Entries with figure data
▼▼▼
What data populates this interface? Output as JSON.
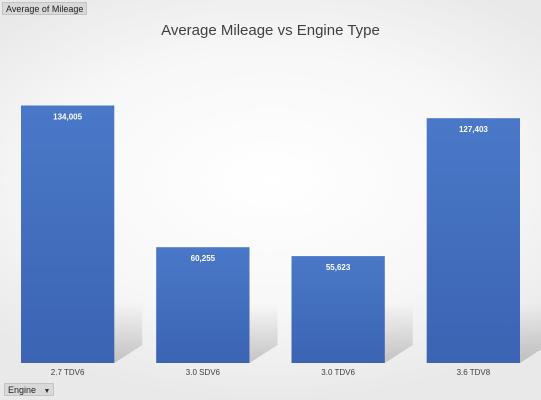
{
  "pivot": {
    "value_field": "Average of Mileage",
    "axis_field": "Engine"
  },
  "chart_data": {
    "type": "bar",
    "title": "Average Mileage vs Engine Type",
    "categories": [
      "2.7 TDV6",
      "3.0 SDV6",
      "3.0 TDV6",
      "3.6 TDV8"
    ],
    "values": [
      134005,
      60255,
      55623,
      127403
    ],
    "data_labels": [
      "134,005",
      "60,255",
      "55,623",
      "127,403"
    ],
    "xlabel": "",
    "ylabel": "",
    "ylim": [
      0,
      140000
    ],
    "grid": false,
    "legend": "none",
    "bar_color": "#4472c4"
  }
}
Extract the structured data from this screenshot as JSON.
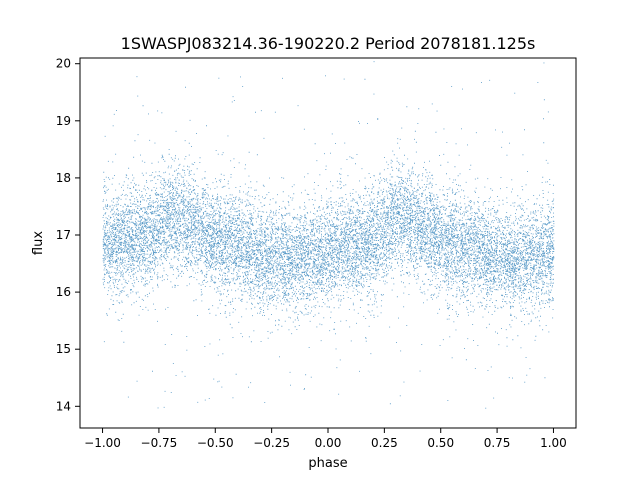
▲▲▲
## Goal
Reproduce all entries without any change, and omit the pictures.

## Output for this exercise
What data populates this interface? Output as JSON.
{
  "pivot": {
    "value_field": "Average of Mileage",
    "axis_field": "Engine"
  },
  "chart_data": {
    "type": "bar",
    "title": "Average Mileage vs Engine Type",
    "categories": [
      "2.7 TDV6",
      "3.0 SDV6",
      "3.0 TDV6",
      "3.6 TDV8"
    ],
    "values": [
      134005,
      60255,
      55623,
      127403
    ],
    "data_labels": [
      "134,005",
      "60,255",
      "55,623",
      "127,403"
    ],
    "xlabel": "",
    "ylabel": "",
    "ylim": [
      0,
      140000
    ],
    "grid": false,
    "legend": "none",
    "bar_color": "#4472c4"
  }
}
Extract the structured data from this screenshot as JSON.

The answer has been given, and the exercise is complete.